*Stated goal*.
Retype the complete listing exactly as it appears.

*Materials provided*.
▶

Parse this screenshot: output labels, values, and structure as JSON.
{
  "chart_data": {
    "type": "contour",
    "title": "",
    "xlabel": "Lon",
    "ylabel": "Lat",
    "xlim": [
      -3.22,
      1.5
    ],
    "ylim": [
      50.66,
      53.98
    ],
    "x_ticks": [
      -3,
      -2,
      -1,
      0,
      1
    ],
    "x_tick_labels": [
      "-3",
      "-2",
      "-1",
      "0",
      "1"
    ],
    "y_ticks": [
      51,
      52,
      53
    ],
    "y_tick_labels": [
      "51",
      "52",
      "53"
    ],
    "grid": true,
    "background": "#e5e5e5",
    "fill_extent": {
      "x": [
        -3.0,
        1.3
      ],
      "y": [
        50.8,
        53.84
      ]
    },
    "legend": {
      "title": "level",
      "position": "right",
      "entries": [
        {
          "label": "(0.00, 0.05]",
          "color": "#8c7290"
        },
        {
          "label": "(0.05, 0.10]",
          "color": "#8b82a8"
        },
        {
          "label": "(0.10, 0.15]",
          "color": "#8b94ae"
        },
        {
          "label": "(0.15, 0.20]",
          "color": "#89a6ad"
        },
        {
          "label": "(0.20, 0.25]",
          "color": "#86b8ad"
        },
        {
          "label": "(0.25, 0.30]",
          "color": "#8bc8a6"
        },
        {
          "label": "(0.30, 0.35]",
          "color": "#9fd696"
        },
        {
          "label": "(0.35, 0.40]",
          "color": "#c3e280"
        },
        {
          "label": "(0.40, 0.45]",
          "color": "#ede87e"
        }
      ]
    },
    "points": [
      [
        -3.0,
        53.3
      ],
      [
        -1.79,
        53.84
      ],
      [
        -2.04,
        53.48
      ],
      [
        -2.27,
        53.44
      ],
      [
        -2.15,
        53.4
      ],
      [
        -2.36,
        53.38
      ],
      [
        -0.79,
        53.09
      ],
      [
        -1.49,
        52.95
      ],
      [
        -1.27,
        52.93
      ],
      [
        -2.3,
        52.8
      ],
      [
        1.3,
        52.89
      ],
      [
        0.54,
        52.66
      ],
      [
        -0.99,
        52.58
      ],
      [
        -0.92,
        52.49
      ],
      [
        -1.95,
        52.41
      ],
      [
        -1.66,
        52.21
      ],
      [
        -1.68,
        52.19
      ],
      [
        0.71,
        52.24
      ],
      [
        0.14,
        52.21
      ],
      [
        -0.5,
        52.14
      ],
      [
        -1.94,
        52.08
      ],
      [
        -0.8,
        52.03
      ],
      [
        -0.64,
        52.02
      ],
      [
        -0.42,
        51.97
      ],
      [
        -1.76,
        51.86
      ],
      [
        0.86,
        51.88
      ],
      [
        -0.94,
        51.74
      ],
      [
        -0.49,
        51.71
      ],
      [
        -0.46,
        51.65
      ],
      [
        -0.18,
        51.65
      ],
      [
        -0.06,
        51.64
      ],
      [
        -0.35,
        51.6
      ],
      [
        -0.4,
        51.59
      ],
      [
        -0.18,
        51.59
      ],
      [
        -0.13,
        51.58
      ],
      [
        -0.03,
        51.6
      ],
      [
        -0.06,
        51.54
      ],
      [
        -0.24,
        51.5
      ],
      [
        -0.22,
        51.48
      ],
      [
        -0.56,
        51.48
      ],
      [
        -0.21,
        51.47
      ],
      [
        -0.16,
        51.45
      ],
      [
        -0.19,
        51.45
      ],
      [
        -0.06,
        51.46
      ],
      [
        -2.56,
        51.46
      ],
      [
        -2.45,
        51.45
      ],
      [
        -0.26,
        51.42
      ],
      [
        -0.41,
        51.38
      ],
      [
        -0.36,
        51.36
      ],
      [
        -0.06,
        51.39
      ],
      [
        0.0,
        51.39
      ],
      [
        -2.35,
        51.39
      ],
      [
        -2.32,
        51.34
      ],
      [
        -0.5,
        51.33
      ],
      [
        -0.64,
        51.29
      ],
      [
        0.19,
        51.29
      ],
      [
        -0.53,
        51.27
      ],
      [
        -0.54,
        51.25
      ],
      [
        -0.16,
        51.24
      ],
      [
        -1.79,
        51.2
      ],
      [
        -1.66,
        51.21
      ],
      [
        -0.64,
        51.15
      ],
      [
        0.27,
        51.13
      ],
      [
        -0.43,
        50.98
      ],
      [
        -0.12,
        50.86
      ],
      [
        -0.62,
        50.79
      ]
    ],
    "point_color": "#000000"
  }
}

◀

*Written answer*.
Parse this screenshot: output labels, values, and structure as JSON.
{
  "chart_data": {
    "type": "contour",
    "title": "",
    "xlabel": "Lon",
    "ylabel": "Lat",
    "xlim": [
      -3.22,
      1.5
    ],
    "ylim": [
      50.66,
      53.98
    ],
    "x_ticks": [
      -3,
      -2,
      -1,
      0,
      1
    ],
    "x_tick_labels": [
      "-3",
      "-2",
      "-1",
      "0",
      "1"
    ],
    "y_ticks": [
      51,
      52,
      53
    ],
    "y_tick_labels": [
      "51",
      "52",
      "53"
    ],
    "grid": true,
    "background": "#e5e5e5",
    "fill_extent": {
      "x": [
        -3.0,
        1.3
      ],
      "y": [
        50.8,
        53.84
      ]
    },
    "legend": {
      "title": "level",
      "position": "right",
      "entries": [
        {
          "label": "(0.00, 0.05]",
          "color": "#8c7290"
        },
        {
          "label": "(0.05, 0.10]",
          "color": "#8b82a8"
        },
        {
          "label": "(0.10, 0.15]",
          "color": "#8b94ae"
        },
        {
          "label": "(0.15, 0.20]",
          "color": "#89a6ad"
        },
        {
          "label": "(0.20, 0.25]",
          "color": "#86b8ad"
        },
        {
          "label": "(0.25, 0.30]",
          "color": "#8bc8a6"
        },
        {
          "label": "(0.30, 0.35]",
          "color": "#9fd696"
        },
        {
          "label": "(0.35, 0.40]",
          "color": "#c3e280"
        },
        {
          "label": "(0.40, 0.45]",
          "color": "#ede87e"
        }
      ]
    },
    "points": [
      [
        -3.0,
        53.3
      ],
      [
        -1.79,
        53.84
      ],
      [
        -2.04,
        53.48
      ],
      [
        -2.27,
        53.44
      ],
      [
        -2.15,
        53.4
      ],
      [
        -2.36,
        53.38
      ],
      [
        -0.79,
        53.09
      ],
      [
        -1.49,
        52.95
      ],
      [
        -1.27,
        52.93
      ],
      [
        -2.3,
        52.8
      ],
      [
        1.3,
        52.89
      ],
      [
        0.54,
        52.66
      ],
      [
        -0.99,
        52.58
      ],
      [
        -0.92,
        52.49
      ],
      [
        -1.95,
        52.41
      ],
      [
        -1.66,
        52.21
      ],
      [
        -1.68,
        52.19
      ],
      [
        0.71,
        52.24
      ],
      [
        0.14,
        52.21
      ],
      [
        -0.5,
        52.14
      ],
      [
        -1.94,
        52.08
      ],
      [
        -0.8,
        52.03
      ],
      [
        -0.64,
        52.02
      ],
      [
        -0.42,
        51.97
      ],
      [
        -1.76,
        51.86
      ],
      [
        0.86,
        51.88
      ],
      [
        -0.94,
        51.74
      ],
      [
        -0.49,
        51.71
      ],
      [
        -0.46,
        51.65
      ],
      [
        -0.18,
        51.65
      ],
      [
        -0.06,
        51.64
      ],
      [
        -0.35,
        51.6
      ],
      [
        -0.4,
        51.59
      ],
      [
        -0.18,
        51.59
      ],
      [
        -0.13,
        51.58
      ],
      [
        -0.03,
        51.6
      ],
      [
        -0.06,
        51.54
      ],
      [
        -0.24,
        51.5
      ],
      [
        -0.22,
        51.48
      ],
      [
        -0.56,
        51.48
      ],
      [
        -0.21,
        51.47
      ],
      [
        -0.16,
        51.45
      ],
      [
        -0.19,
        51.45
      ],
      [
        -0.06,
        51.46
      ],
      [
        -2.56,
        51.46
      ],
      [
        -2.45,
        51.45
      ],
      [
        -0.26,
        51.42
      ],
      [
        -0.41,
        51.38
      ],
      [
        -0.36,
        51.36
      ],
      [
        -0.06,
        51.39
      ],
      [
        0.0,
        51.39
      ],
      [
        -2.35,
        51.39
      ],
      [
        -2.32,
        51.34
      ],
      [
        -0.5,
        51.33
      ],
      [
        -0.64,
        51.29
      ],
      [
        0.19,
        51.29
      ],
      [
        -0.53,
        51.27
      ],
      [
        -0.54,
        51.25
      ],
      [
        -0.16,
        51.24
      ],
      [
        -1.79,
        51.2
      ],
      [
        -1.66,
        51.21
      ],
      [
        -0.64,
        51.15
      ],
      [
        0.27,
        51.13
      ],
      [
        -0.43,
        50.98
      ],
      [
        -0.12,
        50.86
      ],
      [
        -0.62,
        50.79
      ]
    ],
    "point_color": "#000000"
  }
}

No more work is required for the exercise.